* _CHALLENGE_: Show all lines holding "Yesterday".
++++ THE INPUT
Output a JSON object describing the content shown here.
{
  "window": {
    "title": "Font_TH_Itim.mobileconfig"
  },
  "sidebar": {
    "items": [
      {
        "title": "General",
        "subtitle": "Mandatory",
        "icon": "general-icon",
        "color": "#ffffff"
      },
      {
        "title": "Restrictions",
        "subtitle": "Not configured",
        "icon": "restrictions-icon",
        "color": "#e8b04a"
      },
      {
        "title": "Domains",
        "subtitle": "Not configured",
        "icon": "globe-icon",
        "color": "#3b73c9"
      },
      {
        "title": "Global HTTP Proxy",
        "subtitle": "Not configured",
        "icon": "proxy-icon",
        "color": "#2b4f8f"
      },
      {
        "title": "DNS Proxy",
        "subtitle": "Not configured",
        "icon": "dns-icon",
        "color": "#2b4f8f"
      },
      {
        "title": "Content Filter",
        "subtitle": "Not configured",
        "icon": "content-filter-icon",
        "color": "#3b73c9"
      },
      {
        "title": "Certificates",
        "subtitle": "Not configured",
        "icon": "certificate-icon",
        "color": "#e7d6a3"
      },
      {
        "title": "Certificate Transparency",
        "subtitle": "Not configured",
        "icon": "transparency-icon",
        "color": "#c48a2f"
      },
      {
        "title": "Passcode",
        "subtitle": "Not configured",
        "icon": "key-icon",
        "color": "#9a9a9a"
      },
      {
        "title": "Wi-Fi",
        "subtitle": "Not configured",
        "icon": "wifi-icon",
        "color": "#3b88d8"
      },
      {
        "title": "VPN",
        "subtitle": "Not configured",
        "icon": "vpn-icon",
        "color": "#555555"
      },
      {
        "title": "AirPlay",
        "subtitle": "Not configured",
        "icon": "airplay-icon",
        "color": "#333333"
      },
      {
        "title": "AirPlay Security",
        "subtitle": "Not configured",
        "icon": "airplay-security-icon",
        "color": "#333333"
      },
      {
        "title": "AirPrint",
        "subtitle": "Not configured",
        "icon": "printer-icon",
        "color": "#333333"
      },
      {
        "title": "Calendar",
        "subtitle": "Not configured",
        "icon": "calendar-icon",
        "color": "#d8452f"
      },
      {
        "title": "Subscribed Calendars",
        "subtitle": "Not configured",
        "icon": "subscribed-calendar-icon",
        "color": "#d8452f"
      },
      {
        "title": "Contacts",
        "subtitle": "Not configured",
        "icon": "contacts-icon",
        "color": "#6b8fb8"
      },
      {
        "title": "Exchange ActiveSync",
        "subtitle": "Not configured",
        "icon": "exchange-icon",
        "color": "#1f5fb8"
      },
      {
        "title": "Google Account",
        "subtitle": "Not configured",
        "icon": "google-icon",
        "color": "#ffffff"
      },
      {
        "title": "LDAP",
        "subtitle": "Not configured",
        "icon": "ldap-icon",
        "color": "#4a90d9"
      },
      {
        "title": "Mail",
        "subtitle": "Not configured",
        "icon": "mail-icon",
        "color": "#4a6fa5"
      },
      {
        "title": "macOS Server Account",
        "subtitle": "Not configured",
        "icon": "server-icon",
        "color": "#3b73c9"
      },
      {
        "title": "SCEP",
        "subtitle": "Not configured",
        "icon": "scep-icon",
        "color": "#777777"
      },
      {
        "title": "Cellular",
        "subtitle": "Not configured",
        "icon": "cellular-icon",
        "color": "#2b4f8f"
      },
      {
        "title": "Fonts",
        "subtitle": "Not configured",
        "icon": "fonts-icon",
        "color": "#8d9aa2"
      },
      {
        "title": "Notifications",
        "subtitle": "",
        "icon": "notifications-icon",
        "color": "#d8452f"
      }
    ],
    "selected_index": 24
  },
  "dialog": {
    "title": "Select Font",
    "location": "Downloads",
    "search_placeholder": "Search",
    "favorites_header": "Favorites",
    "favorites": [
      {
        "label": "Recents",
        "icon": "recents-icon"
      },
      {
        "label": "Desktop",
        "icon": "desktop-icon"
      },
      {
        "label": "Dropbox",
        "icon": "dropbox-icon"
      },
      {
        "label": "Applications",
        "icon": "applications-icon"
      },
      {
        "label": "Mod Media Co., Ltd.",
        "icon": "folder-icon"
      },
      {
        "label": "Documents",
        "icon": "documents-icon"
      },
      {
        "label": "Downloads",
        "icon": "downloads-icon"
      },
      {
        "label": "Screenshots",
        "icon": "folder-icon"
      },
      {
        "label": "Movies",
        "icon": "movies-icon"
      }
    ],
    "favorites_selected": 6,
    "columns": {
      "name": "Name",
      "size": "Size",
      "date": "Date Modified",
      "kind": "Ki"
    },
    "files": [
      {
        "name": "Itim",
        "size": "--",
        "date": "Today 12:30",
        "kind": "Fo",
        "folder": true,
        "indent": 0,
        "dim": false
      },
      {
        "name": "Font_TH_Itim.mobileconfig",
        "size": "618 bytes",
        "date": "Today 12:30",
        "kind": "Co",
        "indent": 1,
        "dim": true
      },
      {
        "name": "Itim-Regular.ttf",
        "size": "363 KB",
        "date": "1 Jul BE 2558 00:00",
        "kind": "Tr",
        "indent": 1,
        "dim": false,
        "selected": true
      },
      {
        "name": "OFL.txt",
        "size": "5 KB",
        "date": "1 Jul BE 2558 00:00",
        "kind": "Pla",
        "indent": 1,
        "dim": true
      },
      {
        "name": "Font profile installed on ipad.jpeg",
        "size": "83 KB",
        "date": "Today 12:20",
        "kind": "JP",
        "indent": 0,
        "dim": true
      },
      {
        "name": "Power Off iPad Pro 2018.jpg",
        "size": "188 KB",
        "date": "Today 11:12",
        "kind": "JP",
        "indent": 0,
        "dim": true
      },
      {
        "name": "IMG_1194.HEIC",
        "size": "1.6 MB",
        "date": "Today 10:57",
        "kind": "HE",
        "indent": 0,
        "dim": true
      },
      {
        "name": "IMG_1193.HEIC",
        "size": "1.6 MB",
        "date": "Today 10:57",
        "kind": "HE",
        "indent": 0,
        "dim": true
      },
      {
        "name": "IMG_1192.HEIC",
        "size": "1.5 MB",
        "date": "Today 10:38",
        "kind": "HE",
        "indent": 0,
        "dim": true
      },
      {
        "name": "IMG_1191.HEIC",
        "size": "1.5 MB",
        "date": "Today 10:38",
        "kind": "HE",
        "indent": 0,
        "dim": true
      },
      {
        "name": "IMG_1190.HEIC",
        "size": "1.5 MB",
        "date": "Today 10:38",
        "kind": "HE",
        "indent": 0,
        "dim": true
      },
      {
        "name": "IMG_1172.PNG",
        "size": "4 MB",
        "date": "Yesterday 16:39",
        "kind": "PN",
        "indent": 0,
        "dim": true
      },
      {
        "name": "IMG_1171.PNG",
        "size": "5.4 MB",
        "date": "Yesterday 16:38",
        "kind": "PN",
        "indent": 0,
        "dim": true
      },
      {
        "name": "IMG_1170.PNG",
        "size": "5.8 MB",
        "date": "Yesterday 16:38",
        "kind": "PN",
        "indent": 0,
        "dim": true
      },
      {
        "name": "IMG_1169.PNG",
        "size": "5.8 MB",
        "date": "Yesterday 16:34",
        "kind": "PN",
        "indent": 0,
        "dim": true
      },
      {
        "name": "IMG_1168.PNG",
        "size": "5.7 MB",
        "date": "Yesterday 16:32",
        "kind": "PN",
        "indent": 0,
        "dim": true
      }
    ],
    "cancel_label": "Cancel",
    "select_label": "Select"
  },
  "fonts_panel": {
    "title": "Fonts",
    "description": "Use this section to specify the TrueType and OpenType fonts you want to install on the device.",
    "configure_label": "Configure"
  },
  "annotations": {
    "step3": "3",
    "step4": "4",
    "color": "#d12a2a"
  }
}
++++++++
* _ANSWER_:
        "date": "Yesterday 16:39",
        "date": "Yesterday 16:38",
        "date": "Yesterday 16:38",
        "date": "Yesterday 16:34",
        "date": "Yesterday 16:32",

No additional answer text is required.